■ Task ■
Pull out every line below holding the word "成約件数".

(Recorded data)
■ ■ ■

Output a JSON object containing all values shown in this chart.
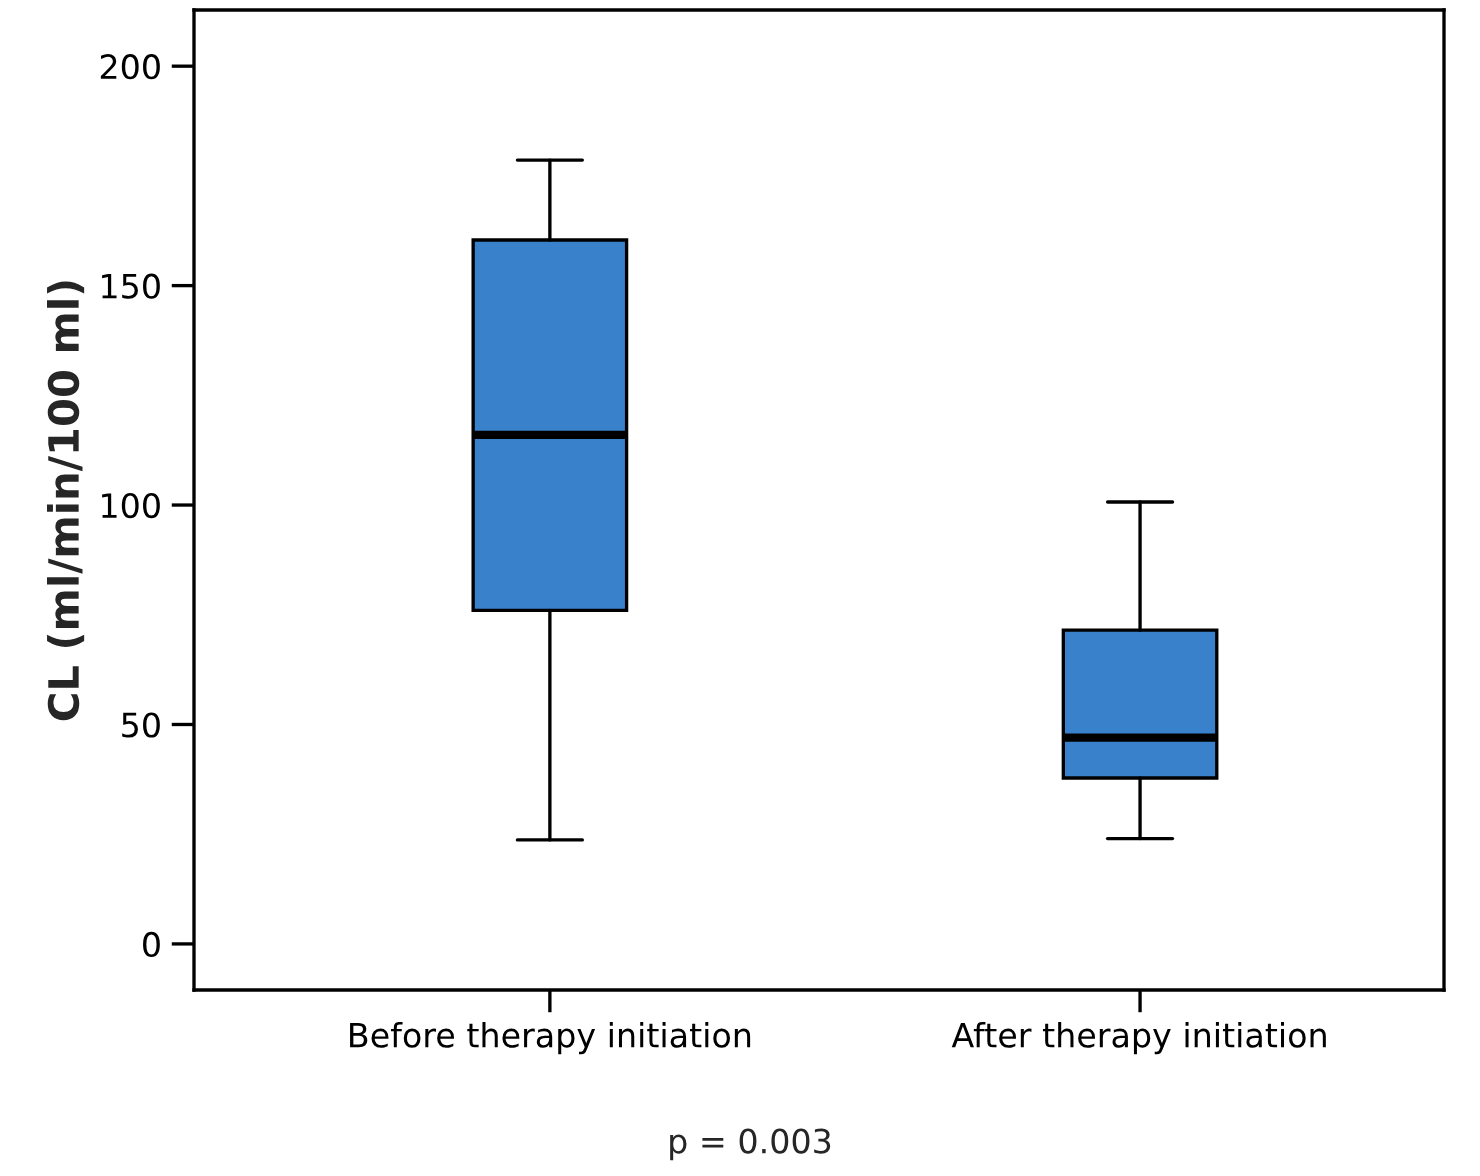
{
  "chart_data": {
    "type": "box",
    "ylabel": "CL (ml/min/100 ml)",
    "categories": [
      "Before therapy initiation",
      "After therapy initiation"
    ],
    "color": "#3a81cc",
    "boxes": [
      {
        "low": 23.7,
        "q1": 76,
        "median": 116,
        "q3": 160.4,
        "high": 178.6
      },
      {
        "low": 24,
        "q1": 37.8,
        "median": 47,
        "q3": 71.5,
        "high": 100.7
      }
    ],
    "ylim": [
      -10.5,
      212.8
    ],
    "yticks": [
      0,
      50,
      100,
      150,
      200
    ],
    "grid": false,
    "legend": false,
    "annotations": [
      "p = 0.003"
    ]
  }
}
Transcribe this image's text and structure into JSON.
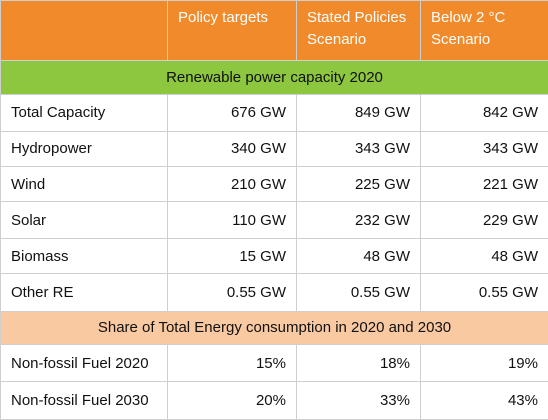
{
  "header": {
    "col0": "",
    "col1": "Policy targets",
    "col2": "Stated Policies Scenario",
    "col3": "Below 2 °C Scenario"
  },
  "section1": {
    "title": "Renewable power capacity 2020"
  },
  "capacity_rows": [
    {
      "label": "Total Capacity",
      "policy": "676 GW",
      "stated": "849 GW",
      "below2": "842 GW"
    },
    {
      "label": "Hydropower",
      "policy": "340 GW",
      "stated": "343 GW",
      "below2": "343 GW"
    },
    {
      "label": "Wind",
      "policy": "210 GW",
      "stated": "225 GW",
      "below2": "221 GW"
    },
    {
      "label": "Solar",
      "policy": "110 GW",
      "stated": "232 GW",
      "below2": "229 GW"
    },
    {
      "label": "Biomass",
      "policy": "15 GW",
      "stated": "48 GW",
      "below2": "48 GW"
    },
    {
      "label": "Other RE",
      "policy": "0.55 GW",
      "stated": "0.55 GW",
      "below2": "0.55 GW"
    }
  ],
  "section2": {
    "title": "Share of Total Energy consumption in 2020 and 2030"
  },
  "share_rows": [
    {
      "label": "Non-fossil Fuel 2020",
      "policy": "15%",
      "stated": "18%",
      "below2": "19%"
    },
    {
      "label": "Non-fossil Fuel 2030",
      "policy": "20%",
      "stated": "33%",
      "below2": "43%"
    }
  ],
  "colors": {
    "header_bg": "#f08a2a",
    "section1_bg": "#8dc63f",
    "section2_bg": "#f9c9a1"
  }
}
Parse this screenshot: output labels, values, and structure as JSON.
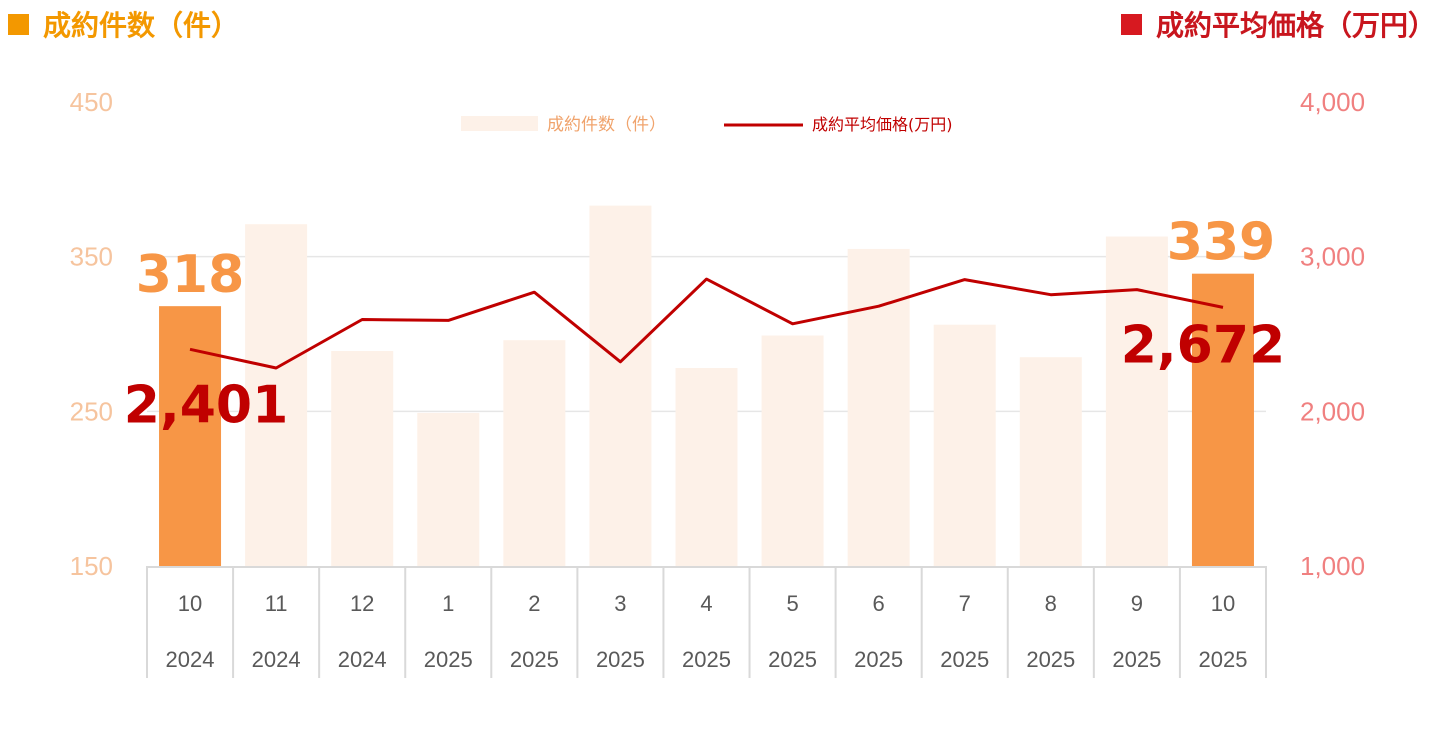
{
  "header": {
    "left_title": "成約件数（件）",
    "right_title": "成約平均価格（万円）"
  },
  "legend": {
    "bar_label": "成約件数（件）",
    "line_label": "成約平均価格(万円)"
  },
  "colors": {
    "bar_highlight": "#f79646",
    "bar_muted": "#fdf1e8",
    "line": "#c00000",
    "left_axis": "#f6c49e",
    "right_axis": "#f08080",
    "grid": "#e6e6e6"
  },
  "chart_data": {
    "type": "bar",
    "categories": [
      {
        "month": "10",
        "year": "2024"
      },
      {
        "month": "11",
        "year": "2024"
      },
      {
        "month": "12",
        "year": "2024"
      },
      {
        "month": "1",
        "year": "2025"
      },
      {
        "month": "2",
        "year": "2025"
      },
      {
        "month": "3",
        "year": "2025"
      },
      {
        "month": "4",
        "year": "2025"
      },
      {
        "month": "5",
        "year": "2025"
      },
      {
        "month": "6",
        "year": "2025"
      },
      {
        "month": "7",
        "year": "2025"
      },
      {
        "month": "8",
        "year": "2025"
      },
      {
        "month": "9",
        "year": "2025"
      },
      {
        "month": "10",
        "year": "2025"
      }
    ],
    "series": [
      {
        "name": "成約件数（件）",
        "type": "bar",
        "axis": "left",
        "values": [
          318,
          371,
          289,
          249,
          296,
          383,
          278,
          299,
          355,
          306,
          285,
          363,
          339
        ],
        "highlight": [
          true,
          false,
          false,
          false,
          false,
          false,
          false,
          false,
          false,
          false,
          false,
          false,
          true
        ]
      },
      {
        "name": "成約平均価格(万円)",
        "type": "line",
        "axis": "right",
        "values": [
          2401,
          2280,
          2594,
          2588,
          2770,
          2320,
          2855,
          2566,
          2680,
          2852,
          2754,
          2787,
          2672
        ]
      }
    ],
    "left_axis": {
      "ylim": [
        150,
        450
      ],
      "ticks": [
        "150",
        "250",
        "350",
        "450"
      ]
    },
    "right_axis": {
      "ylim": [
        1000,
        4000
      ],
      "ticks": [
        "1,000",
        "2,000",
        "3,000",
        "4,000"
      ]
    },
    "data_labels": [
      {
        "series": 0,
        "index": 0,
        "text": "318"
      },
      {
        "series": 0,
        "index": 12,
        "text": "339"
      },
      {
        "series": 1,
        "index": 0,
        "text": "2,401"
      },
      {
        "series": 1,
        "index": 12,
        "text": "2,672"
      }
    ],
    "grid": true,
    "legend_position": "top"
  }
}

■ ■ ■

■ Completed task ■
    "left_title": "成約件数（件）",
    "bar_label": "成約件数（件）",
        "name": "成約件数（件）",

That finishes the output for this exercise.